■ EXERCISE INSTRUCTIONS
Where a line holds "Nuggets", copy it.

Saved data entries
____
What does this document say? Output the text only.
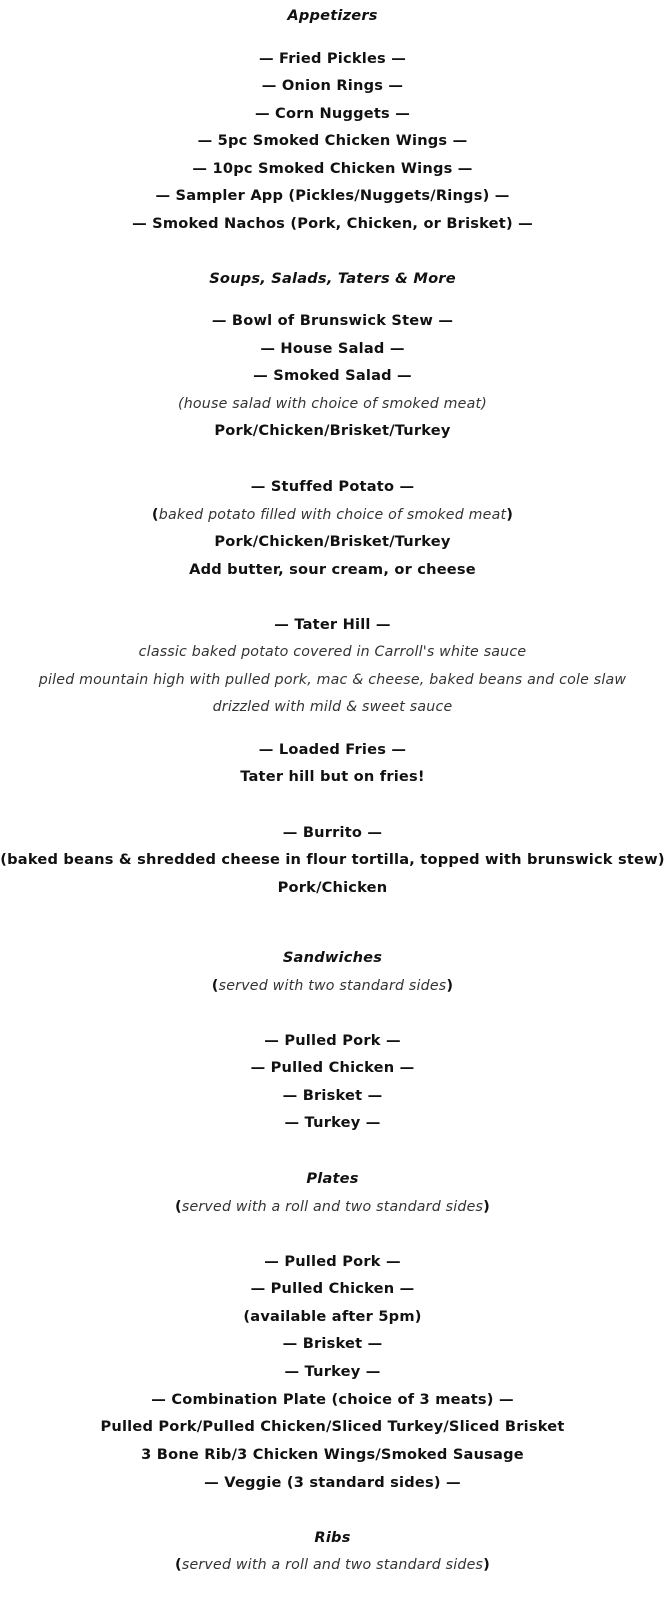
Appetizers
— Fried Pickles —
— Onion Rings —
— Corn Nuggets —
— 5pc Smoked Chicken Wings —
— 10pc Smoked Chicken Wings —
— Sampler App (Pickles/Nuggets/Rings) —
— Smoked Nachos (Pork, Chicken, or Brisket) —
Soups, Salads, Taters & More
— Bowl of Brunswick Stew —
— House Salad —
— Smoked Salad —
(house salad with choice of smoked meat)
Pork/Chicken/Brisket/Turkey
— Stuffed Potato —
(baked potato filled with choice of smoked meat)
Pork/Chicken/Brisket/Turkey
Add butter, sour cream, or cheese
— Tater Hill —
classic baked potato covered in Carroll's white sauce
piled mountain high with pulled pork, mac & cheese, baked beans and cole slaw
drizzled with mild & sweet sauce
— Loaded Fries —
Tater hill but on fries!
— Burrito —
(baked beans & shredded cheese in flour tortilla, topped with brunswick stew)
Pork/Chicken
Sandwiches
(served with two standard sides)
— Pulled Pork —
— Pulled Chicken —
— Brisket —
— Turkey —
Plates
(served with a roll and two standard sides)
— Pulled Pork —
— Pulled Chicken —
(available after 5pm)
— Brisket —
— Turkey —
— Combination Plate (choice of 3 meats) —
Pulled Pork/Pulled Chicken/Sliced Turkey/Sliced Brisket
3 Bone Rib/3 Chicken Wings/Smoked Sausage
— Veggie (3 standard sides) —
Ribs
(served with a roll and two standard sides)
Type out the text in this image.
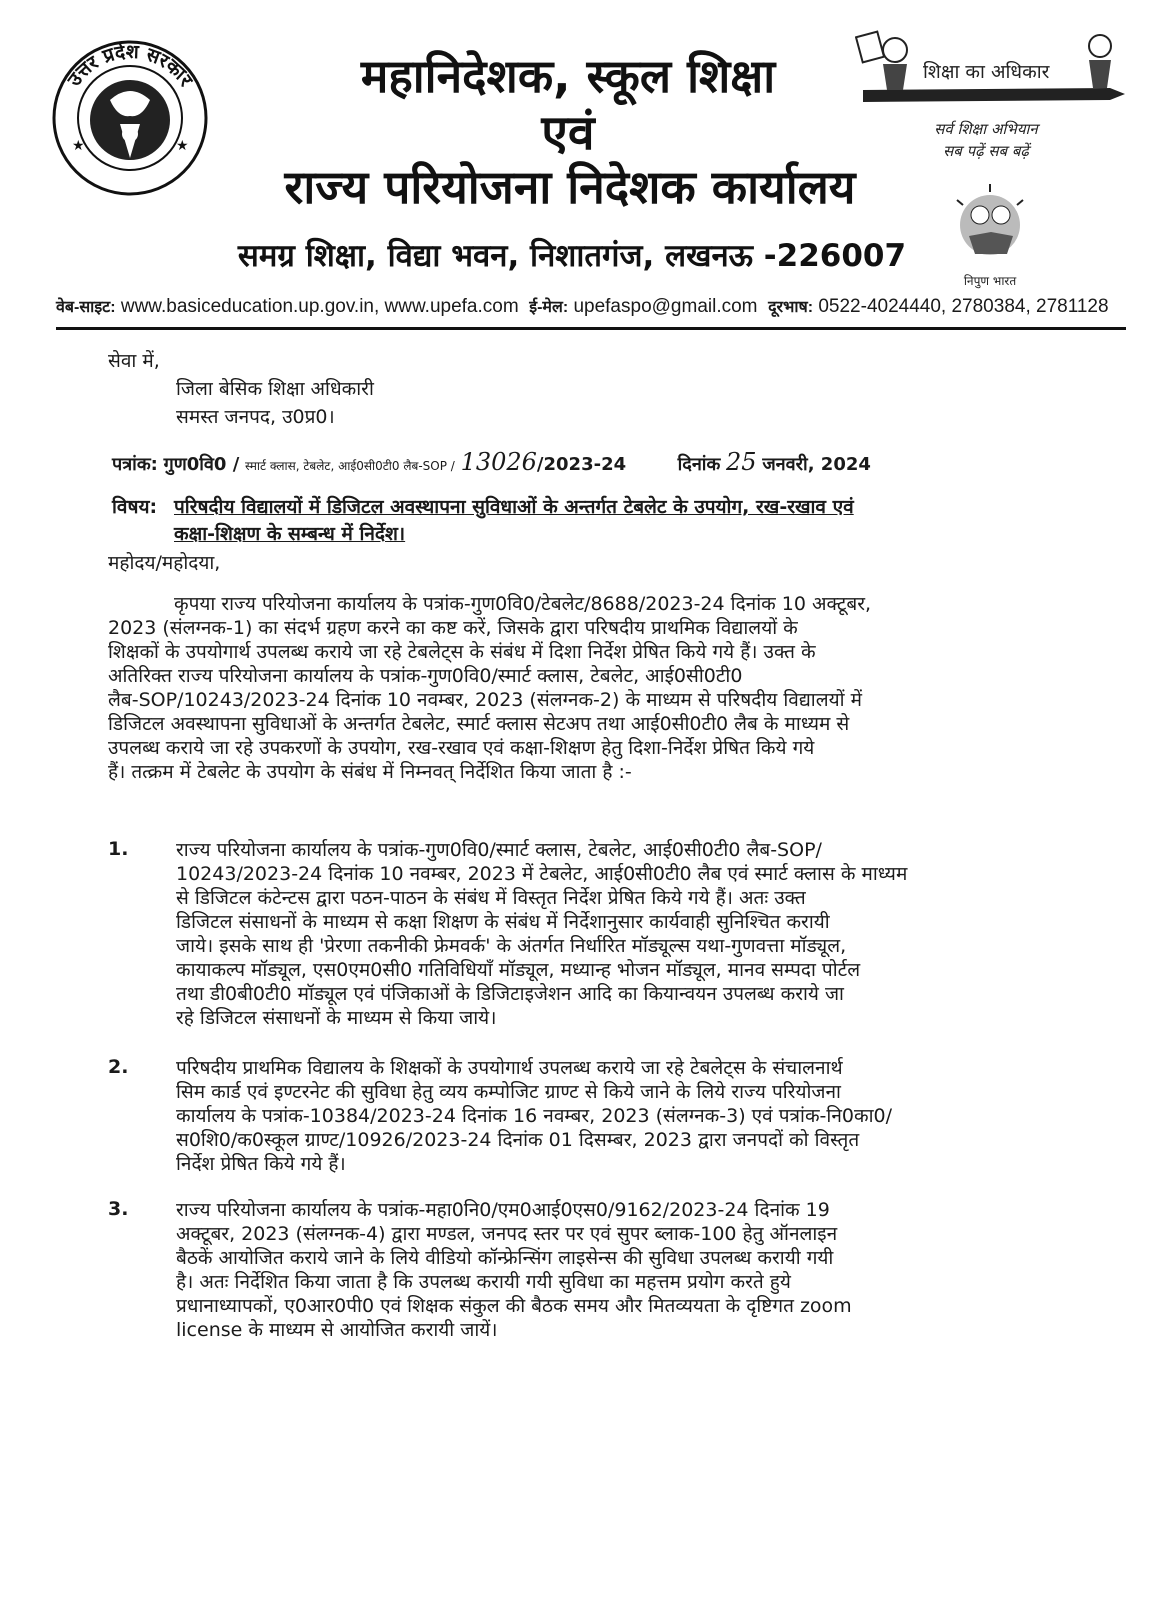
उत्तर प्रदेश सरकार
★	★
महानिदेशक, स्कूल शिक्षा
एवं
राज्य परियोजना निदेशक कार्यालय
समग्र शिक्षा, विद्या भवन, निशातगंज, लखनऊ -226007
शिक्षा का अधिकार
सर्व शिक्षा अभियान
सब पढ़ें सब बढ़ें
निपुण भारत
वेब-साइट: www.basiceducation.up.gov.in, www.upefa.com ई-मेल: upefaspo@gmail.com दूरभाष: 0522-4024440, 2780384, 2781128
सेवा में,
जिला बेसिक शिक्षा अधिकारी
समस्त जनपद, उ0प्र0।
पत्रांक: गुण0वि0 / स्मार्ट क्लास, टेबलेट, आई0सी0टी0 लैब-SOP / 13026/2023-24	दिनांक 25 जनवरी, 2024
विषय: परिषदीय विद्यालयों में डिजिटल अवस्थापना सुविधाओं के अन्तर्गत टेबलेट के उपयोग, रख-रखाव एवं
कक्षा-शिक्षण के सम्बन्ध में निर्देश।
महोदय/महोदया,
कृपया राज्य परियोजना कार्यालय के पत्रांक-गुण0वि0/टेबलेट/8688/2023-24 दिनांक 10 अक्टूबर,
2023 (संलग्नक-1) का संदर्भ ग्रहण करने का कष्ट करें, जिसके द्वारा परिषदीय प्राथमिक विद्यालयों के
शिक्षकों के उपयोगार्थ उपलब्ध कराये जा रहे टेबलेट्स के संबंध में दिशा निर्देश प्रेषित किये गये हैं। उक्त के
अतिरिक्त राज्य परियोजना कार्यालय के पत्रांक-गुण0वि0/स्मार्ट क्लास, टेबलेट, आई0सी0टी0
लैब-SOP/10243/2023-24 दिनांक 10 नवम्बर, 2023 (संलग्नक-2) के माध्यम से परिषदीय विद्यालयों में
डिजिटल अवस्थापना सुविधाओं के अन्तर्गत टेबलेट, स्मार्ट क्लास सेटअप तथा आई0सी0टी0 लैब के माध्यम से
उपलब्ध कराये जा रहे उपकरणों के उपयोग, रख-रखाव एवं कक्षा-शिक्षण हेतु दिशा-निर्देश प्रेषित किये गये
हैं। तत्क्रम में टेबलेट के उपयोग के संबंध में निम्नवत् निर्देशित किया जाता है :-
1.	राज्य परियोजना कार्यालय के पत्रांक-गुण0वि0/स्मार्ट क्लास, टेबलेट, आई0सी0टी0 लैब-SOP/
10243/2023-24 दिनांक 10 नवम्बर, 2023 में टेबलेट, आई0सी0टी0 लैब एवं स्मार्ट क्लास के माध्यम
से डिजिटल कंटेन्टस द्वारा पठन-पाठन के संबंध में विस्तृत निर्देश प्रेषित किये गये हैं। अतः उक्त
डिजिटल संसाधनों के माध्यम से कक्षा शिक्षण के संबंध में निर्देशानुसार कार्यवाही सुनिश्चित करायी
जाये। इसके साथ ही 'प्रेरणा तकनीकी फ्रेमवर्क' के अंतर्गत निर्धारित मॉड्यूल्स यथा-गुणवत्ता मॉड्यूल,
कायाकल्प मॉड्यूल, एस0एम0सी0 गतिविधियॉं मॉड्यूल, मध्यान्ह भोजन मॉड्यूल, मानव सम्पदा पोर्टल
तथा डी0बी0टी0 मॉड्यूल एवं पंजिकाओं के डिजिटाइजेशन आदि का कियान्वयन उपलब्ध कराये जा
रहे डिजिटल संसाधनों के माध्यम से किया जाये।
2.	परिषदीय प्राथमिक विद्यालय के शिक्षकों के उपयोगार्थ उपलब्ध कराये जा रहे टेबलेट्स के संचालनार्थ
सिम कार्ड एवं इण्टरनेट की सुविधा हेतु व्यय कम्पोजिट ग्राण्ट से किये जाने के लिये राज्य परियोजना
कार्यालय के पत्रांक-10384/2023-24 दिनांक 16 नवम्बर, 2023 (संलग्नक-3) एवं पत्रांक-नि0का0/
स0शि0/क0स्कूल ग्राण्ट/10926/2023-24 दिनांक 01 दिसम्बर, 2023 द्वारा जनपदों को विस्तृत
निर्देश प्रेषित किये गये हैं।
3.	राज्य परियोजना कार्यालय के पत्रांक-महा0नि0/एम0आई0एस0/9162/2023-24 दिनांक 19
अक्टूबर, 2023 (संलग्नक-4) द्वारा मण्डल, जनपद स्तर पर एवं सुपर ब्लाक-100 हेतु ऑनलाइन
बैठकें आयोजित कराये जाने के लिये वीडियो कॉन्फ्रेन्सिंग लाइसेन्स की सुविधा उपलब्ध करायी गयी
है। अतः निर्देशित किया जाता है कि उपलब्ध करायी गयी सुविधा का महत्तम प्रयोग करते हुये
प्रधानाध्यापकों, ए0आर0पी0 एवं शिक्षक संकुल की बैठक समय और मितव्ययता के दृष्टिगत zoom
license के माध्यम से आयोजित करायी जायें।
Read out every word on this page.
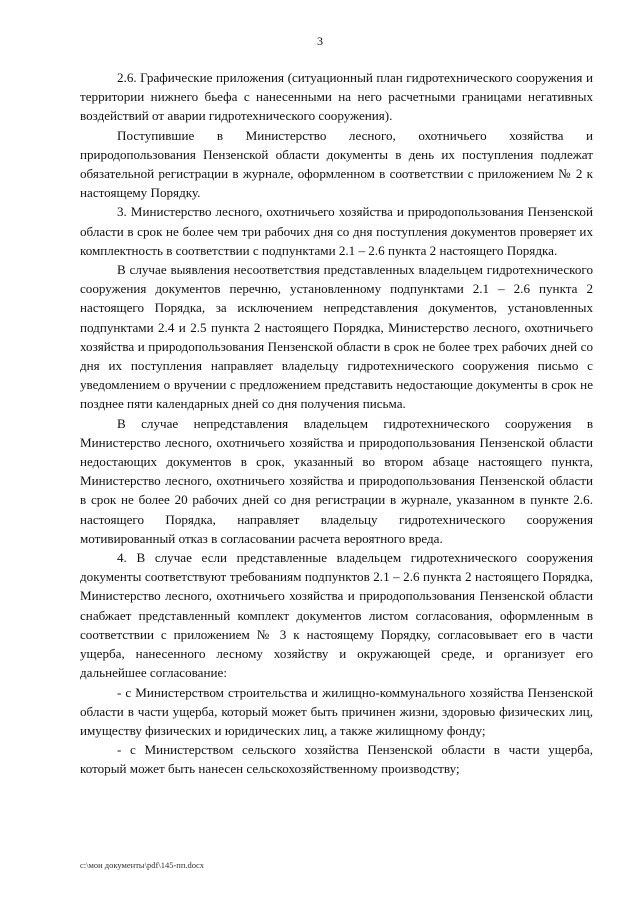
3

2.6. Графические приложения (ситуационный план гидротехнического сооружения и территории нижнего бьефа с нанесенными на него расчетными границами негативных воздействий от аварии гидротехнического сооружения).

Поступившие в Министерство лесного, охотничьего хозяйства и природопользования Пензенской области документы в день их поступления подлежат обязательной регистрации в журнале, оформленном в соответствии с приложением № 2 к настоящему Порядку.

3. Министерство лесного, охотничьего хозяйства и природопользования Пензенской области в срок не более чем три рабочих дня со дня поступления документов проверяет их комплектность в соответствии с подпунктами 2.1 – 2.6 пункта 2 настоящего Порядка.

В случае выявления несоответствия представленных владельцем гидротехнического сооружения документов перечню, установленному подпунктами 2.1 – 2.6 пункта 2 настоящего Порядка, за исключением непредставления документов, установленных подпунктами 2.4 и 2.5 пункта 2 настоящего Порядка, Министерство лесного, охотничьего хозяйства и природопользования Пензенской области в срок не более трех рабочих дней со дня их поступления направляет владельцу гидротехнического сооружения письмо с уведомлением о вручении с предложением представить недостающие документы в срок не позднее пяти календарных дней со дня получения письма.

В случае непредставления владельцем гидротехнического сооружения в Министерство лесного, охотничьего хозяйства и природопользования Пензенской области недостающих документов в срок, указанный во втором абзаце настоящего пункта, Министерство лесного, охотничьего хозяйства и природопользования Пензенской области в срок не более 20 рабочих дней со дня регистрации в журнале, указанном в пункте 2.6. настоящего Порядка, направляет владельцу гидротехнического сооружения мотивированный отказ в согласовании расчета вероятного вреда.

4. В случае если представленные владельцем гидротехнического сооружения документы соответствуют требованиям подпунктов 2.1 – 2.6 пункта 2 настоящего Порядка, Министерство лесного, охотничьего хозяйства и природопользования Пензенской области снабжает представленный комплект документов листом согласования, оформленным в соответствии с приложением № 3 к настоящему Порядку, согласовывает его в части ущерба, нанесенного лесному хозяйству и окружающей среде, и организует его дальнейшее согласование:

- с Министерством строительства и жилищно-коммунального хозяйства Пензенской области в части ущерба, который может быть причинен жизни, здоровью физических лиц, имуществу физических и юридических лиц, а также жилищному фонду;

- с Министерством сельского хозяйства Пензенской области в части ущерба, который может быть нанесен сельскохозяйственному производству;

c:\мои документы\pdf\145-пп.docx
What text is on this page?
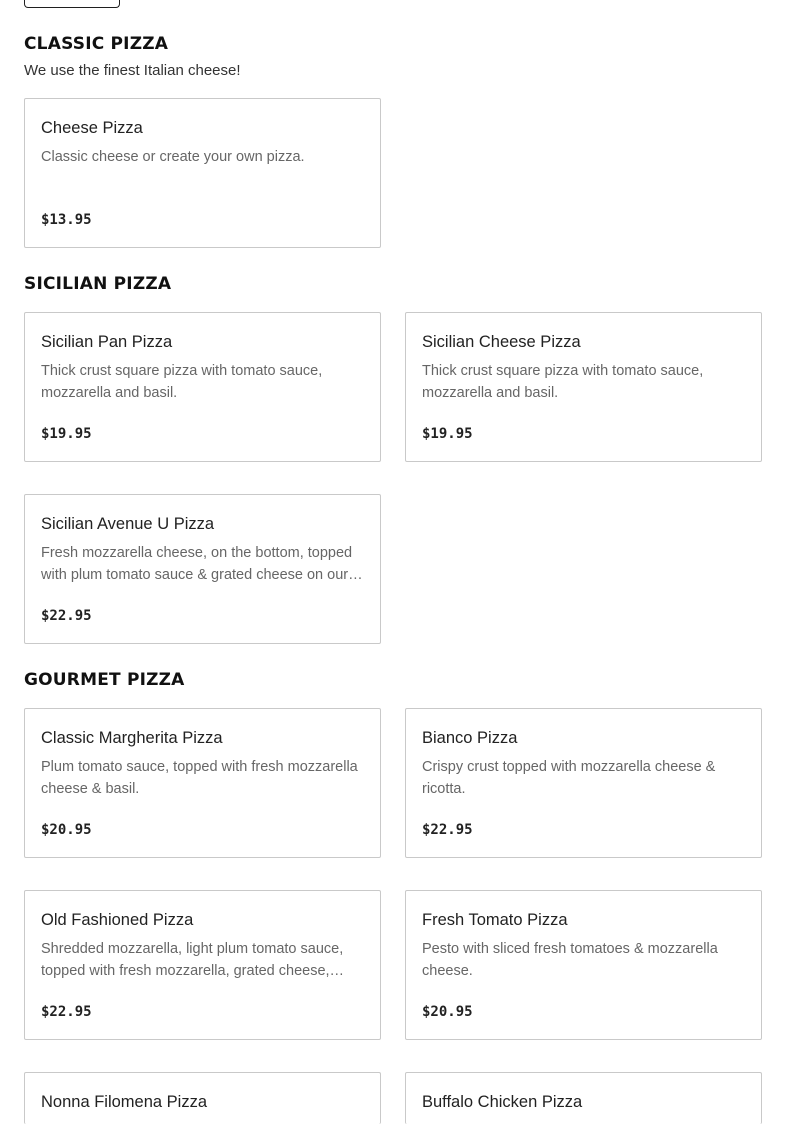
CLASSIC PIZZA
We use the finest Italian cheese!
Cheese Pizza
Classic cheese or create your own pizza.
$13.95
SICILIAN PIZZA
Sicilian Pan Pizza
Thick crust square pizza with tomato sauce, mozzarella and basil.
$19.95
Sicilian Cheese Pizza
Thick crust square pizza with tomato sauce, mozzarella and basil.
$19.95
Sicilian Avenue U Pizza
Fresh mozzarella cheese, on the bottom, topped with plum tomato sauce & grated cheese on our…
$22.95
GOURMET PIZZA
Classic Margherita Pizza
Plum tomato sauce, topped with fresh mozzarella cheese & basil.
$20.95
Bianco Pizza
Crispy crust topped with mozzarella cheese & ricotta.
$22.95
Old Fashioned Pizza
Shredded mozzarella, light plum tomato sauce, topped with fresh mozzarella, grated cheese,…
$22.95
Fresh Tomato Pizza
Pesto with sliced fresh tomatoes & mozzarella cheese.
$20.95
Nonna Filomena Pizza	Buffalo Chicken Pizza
____
■ RESULT
— Corn Nuggets —
— Sampler App (Pickles/Nuggets/Rings) —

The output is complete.